Leave out the pictures and transcribe the rest of the records exactly.

====== Supplied entries

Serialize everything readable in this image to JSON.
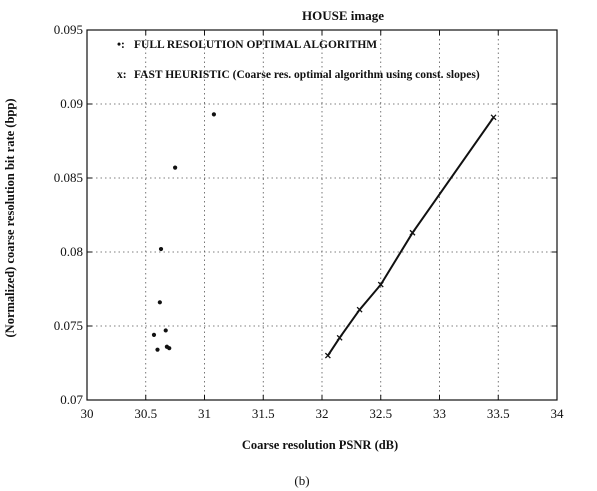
{
  "chart_data": {
    "type": "scatter",
    "title": "HOUSE image",
    "xlabel": "Coarse resolution PSNR (dB)",
    "ylabel": "(Normalized) coarse resolution bit rate (bpp)",
    "xlim": [
      30,
      34
    ],
    "ylim": [
      0.07,
      0.095
    ],
    "x_ticks": [
      30,
      30.5,
      31,
      31.5,
      32,
      32.5,
      33,
      33.5,
      34
    ],
    "x_tick_labels": [
      "30",
      "30.5",
      "31",
      "31.5",
      "32",
      "32.5",
      "33",
      "33.5",
      "34"
    ],
    "y_ticks": [
      0.07,
      0.075,
      0.08,
      0.085,
      0.09,
      0.095
    ],
    "y_tick_labels": [
      "0.07",
      "0.075",
      "0.08",
      "0.085",
      "0.09",
      "0.095"
    ],
    "grid": true,
    "legend_position": "top-left",
    "caption": "(b)",
    "series": [
      {
        "name": "FULL RESOLUTION OPTIMAL ALGORITHM",
        "marker_symbol": "•:",
        "marker": "dot",
        "line": false,
        "x": [
          30.57,
          30.6,
          30.62,
          30.63,
          30.67,
          30.68,
          30.7,
          30.75,
          31.08
        ],
        "y": [
          0.0744,
          0.0734,
          0.0766,
          0.0802,
          0.0747,
          0.0736,
          0.0735,
          0.0857,
          0.0893
        ]
      },
      {
        "name": "FAST HEURISTIC (Coarse res. optimal algorithm using const. slopes)",
        "marker_symbol": "x:",
        "marker": "x",
        "line": true,
        "x": [
          32.05,
          32.15,
          32.32,
          32.5,
          32.77,
          33.46
        ],
        "y": [
          0.073,
          0.0742,
          0.0761,
          0.0778,
          0.0813,
          0.0891
        ]
      }
    ],
    "colors": {
      "ink": "#111111",
      "grid": "#555555",
      "background": "#ffffff"
    }
  }
}
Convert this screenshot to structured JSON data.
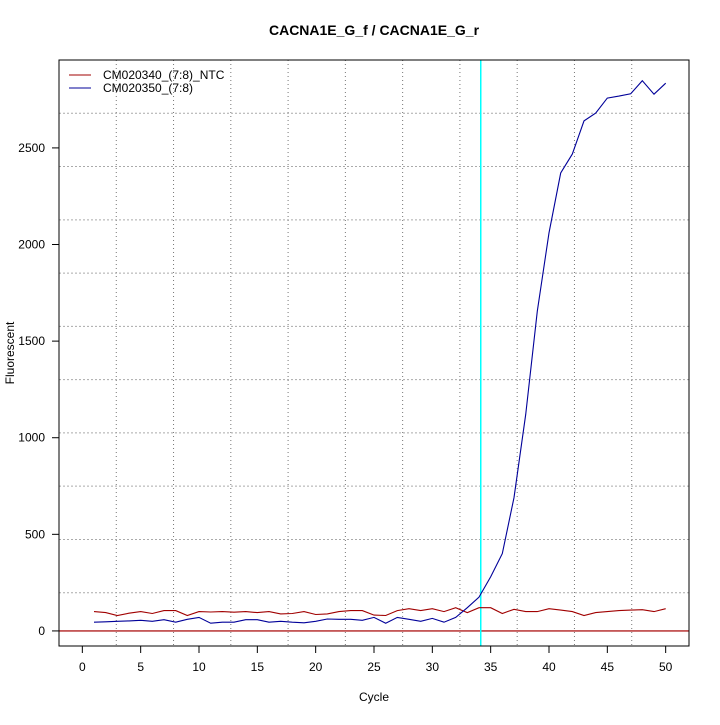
{
  "chart_data": {
    "type": "line",
    "title": "CACNA1E_G_f / CACNA1E_G_r",
    "xlabel": "Cycle",
    "ylabel": "Fluorescent",
    "xlim": [
      -2,
      52
    ],
    "ylim": [
      -78,
      2955
    ],
    "xticks": [
      0,
      5,
      10,
      15,
      20,
      25,
      30,
      35,
      40,
      45,
      50
    ],
    "yticks": [
      0,
      500,
      1000,
      1500,
      2000,
      2500
    ],
    "grid": {
      "on": true,
      "nx": 11,
      "ny": 11,
      "style": "dotted"
    },
    "legend_position": "top-left",
    "threshold_cycle": 34.15,
    "baseline_value": 0,
    "colors": {
      "threshold_line": "#00ffff",
      "baseline": "#b02020"
    },
    "x": [
      1,
      2,
      3,
      4,
      5,
      6,
      7,
      8,
      9,
      10,
      11,
      12,
      13,
      14,
      15,
      16,
      17,
      18,
      19,
      20,
      21,
      22,
      23,
      24,
      25,
      26,
      27,
      28,
      29,
      30,
      31,
      32,
      33,
      34,
      35,
      36,
      37,
      38,
      39,
      40,
      41,
      42,
      43,
      44,
      45,
      46,
      47,
      48,
      49,
      50
    ],
    "series": [
      {
        "name": "CM020340_(7:8)_NTC",
        "color": "#a00000",
        "values": [
          100,
          95,
          80,
          92,
          100,
          90,
          105,
          105,
          80,
          100,
          98,
          100,
          97,
          100,
          95,
          100,
          88,
          90,
          100,
          85,
          88,
          100,
          105,
          105,
          82,
          80,
          105,
          115,
          105,
          115,
          100,
          120,
          95,
          120,
          120,
          90,
          112,
          100,
          100,
          115,
          108,
          100,
          80,
          95,
          100,
          105,
          108,
          110,
          100,
          115
        ]
      },
      {
        "name": "CM020350_(7:8)",
        "color": "#000099",
        "values": [
          45,
          47,
          50,
          52,
          55,
          50,
          58,
          45,
          60,
          70,
          40,
          45,
          45,
          58,
          58,
          45,
          50,
          45,
          42,
          50,
          62,
          60,
          60,
          55,
          70,
          40,
          70,
          60,
          50,
          65,
          45,
          70,
          120,
          175,
          280,
          400,
          690,
          1120,
          1655,
          2060,
          2370,
          2468,
          2640,
          2680,
          2758,
          2768,
          2780,
          2848,
          2778,
          2835
        ]
      }
    ]
  }
}
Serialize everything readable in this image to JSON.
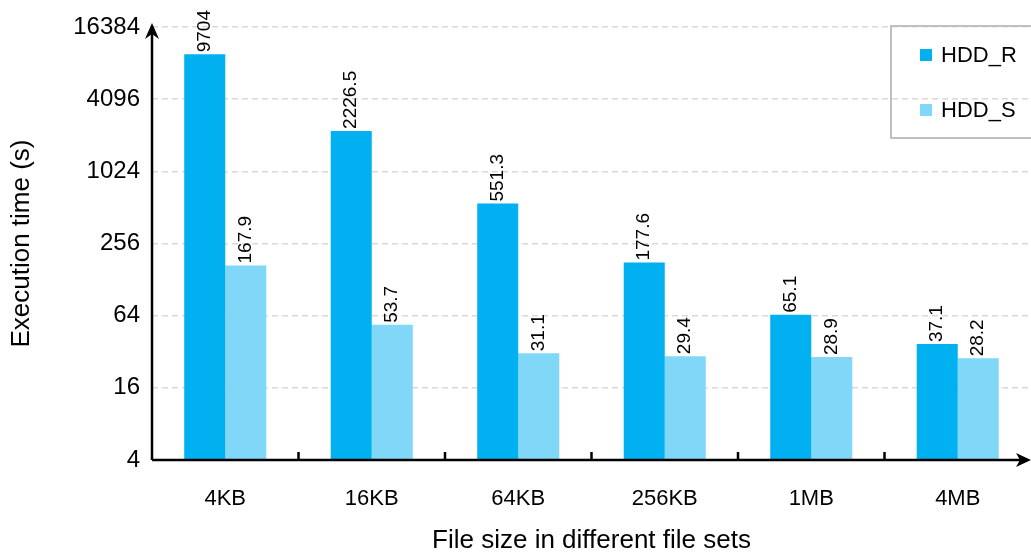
{
  "chart_data": {
    "type": "bar",
    "xlabel": "File size in different file sets",
    "ylabel": "Execution time (s)",
    "categories": [
      "4KB",
      "16KB",
      "64KB",
      "256KB",
      "1MB",
      "4MB"
    ],
    "series": [
      {
        "name": "HDD_R",
        "color": "#00b0f0",
        "values": [
          9704,
          2226.5,
          551.3,
          177.6,
          65.1,
          37.1
        ]
      },
      {
        "name": "HDD_S",
        "color": "#80d7f7",
        "values": [
          167.9,
          53.7,
          31.1,
          29.4,
          28.9,
          28.2
        ]
      }
    ],
    "log": true,
    "ylim": [
      4,
      16384
    ],
    "yticks": [
      4,
      16,
      64,
      256,
      1024,
      4096,
      16384
    ],
    "grid": "y",
    "legend": "top right",
    "data_labels": true
  }
}
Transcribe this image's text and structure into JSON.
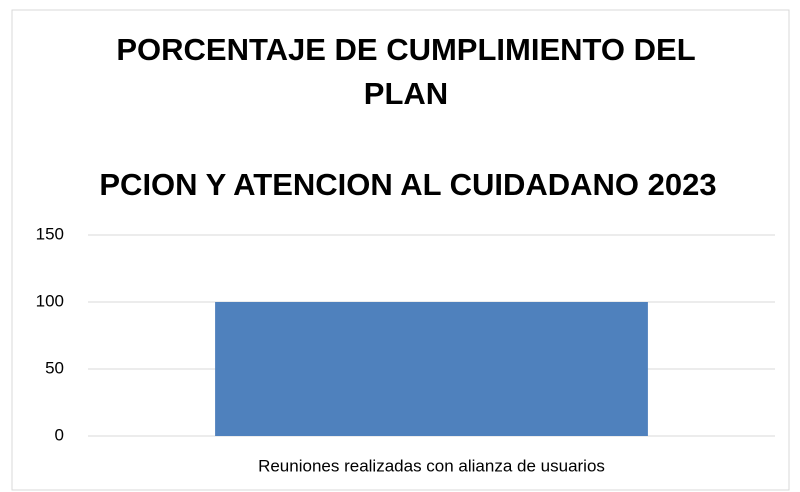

============

Exercise solution
Serialize everything readable in this image to JSON.
{
  "chart_data": {
    "type": "scatter",
    "title": "HOUSE image",
    "xlabel": "Coarse resolution PSNR (dB)",
    "ylabel": "(Normalized) coarse resolution bit rate (bpp)",
    "xlim": [
      30,
      34
    ],
    "ylim": [
      0.07,
      0.095
    ],
    "x_ticks": [
      30,
      30.5,
      31,
      31.5,
      32,
      32.5,
      33,
      33.5,
      34
    ],
    "x_tick_labels": [
      "30",
      "30.5",
      "31",
      "31.5",
      "32",
      "32.5",
      "33",
      "33.5",
      "34"
    ],
    "y_ticks": [
      0.07,
      0.075,
      0.08,
      0.085,
      0.09,
      0.095
    ],
    "y_tick_labels": [
      "0.07",
      "0.075",
      "0.08",
      "0.085",
      "0.09",
      "0.095"
    ],
    "grid": true,
    "legend_position": "top-left",
    "caption": "(b)",
    "series": [
      {
        "name": "FULL RESOLUTION OPTIMAL ALGORITHM",
        "marker_symbol": "•:",
        "marker": "dot",
        "line": false,
        "x": [
          30.57,
          30.6,
          30.62,
          30.63,
          30.67,
          30.68,
          30.7,
          30.75,
          31.08
        ],
        "y": [
          0.0744,
          0.0734,
          0.0766,
          0.0802,
          0.0747,
          0.0736,
          0.0735,
          0.0857,
          0.0893
        ]
      },
      {
        "name": "FAST HEURISTIC (Coarse res. optimal algorithm using const. slopes)",
        "marker_symbol": "x:",
        "marker": "x",
        "line": true,
        "x": [
          32.05,
          32.15,
          32.32,
          32.5,
          32.77,
          33.46
        ],
        "y": [
          0.073,
          0.0742,
          0.0761,
          0.0778,
          0.0813,
          0.0891
        ]
      }
    ],
    "colors": {
      "ink": "#111111",
      "grid": "#555555",
      "background": "#ffffff"
    }
  }
}
Convert this screenshot to structured JSON data.
{
  "chart_data": {
    "type": "line",
    "title": "CACNA1E_G_f / CACNA1E_G_r",
    "xlabel": "Cycle",
    "ylabel": "Fluorescent",
    "xlim": [
      -2,
      52
    ],
    "ylim": [
      -78,
      2955
    ],
    "xticks": [
      0,
      5,
      10,
      15,
      20,
      25,
      30,
      35,
      40,
      45,
      50
    ],
    "yticks": [
      0,
      500,
      1000,
      1500,
      2000,
      2500
    ],
    "grid": {
      "on": true,
      "nx": 11,
      "ny": 11,
      "style": "dotted"
    },
    "legend_position": "top-left",
    "threshold_cycle": 34.15,
    "baseline_value": 0,
    "colors": {
      "threshold_line": "#00ffff",
      "baseline": "#b02020"
    },
    "x": [
      1,
      2,
      3,
      4,
      5,
      6,
      7,
      8,
      9,
      10,
      11,
      12,
      13,
      14,
      15,
      16,
      17,
      18,
      19,
      20,
      21,
      22,
      23,
      24,
      25,
      26,
      27,
      28,
      29,
      30,
      31,
      32,
      33,
      34,
      35,
      36,
      37,
      38,
      39,
      40,
      41,
      42,
      43,
      44,
      45,
      46,
      47,
      48,
      49,
      50
    ],
    "series": [
      {
        "name": "CM020340_(7:8)_NTC",
        "color": "#a00000",
        "values": [
          100,
          95,
          80,
          92,
          100,
          90,
          105,
          105,
          80,
          100,
          98,
          100,
          97,
          100,
          95,
          100,
          88,
          90,
          100,
          85,
          88,
          100,
          105,
          105,
          82,
          80,
          105,
          115,
          105,
          115,
          100,
          120,
          95,
          120,
          120,
          90,
          112,
          100,
          100,
          115,
          108,
          100,
          80,
          95,
          100,
          105,
          108,
          110,
          100,
          115
        ]
      },
      {
        "name": "CM020350_(7:8)",
        "color": "#000099",
        "values": [
          45,
          47,
          50,
          52,
          55,
          50,
          58,
          45,
          60,
          70,
          40,
          45,
          45,
          58,
          58,
          45,
          50,
          45,
          42,
          50,
          62,
          60,
          60,
          55,
          70,
          40,
          70,
          60,
          50,
          65,
          45,
          70,
          120,
          175,
          280,
          400,
          690,
          1120,
          1655,
          2060,
          2370,
          2468,
          2640,
          2680,
          2758,
          2768,
          2780,
          2848,
          2778,
          2835
        ]
      }
    ]
  }
}
Serialize everything readable in this image to JSON.
{
  "chart_data": {
    "type": "bar",
    "xlabel": "File size in different file sets",
    "ylabel": "Execution time (s)",
    "categories": [
      "4KB",
      "16KB",
      "64KB",
      "256KB",
      "1MB",
      "4MB"
    ],
    "series": [
      {
        "name": "HDD_R",
        "color": "#00b0f0",
        "values": [
          9704,
          2226.5,
          551.3,
          177.6,
          65.1,
          37.1
        ]
      },
      {
        "name": "HDD_S",
        "color": "#80d7f7",
        "values": [
          167.9,
          53.7,
          31.1,
          29.4,
          28.9,
          28.2
        ]
      }
    ],
    "log": true,
    "ylim": [
      4,
      16384
    ],
    "yticks": [
      4,
      16,
      64,
      256,
      1024,
      4096,
      16384
    ],
    "grid": "y",
    "legend": "top right",
    "data_labels": true
  }
}
Transcribe this image's text and structure into JSON.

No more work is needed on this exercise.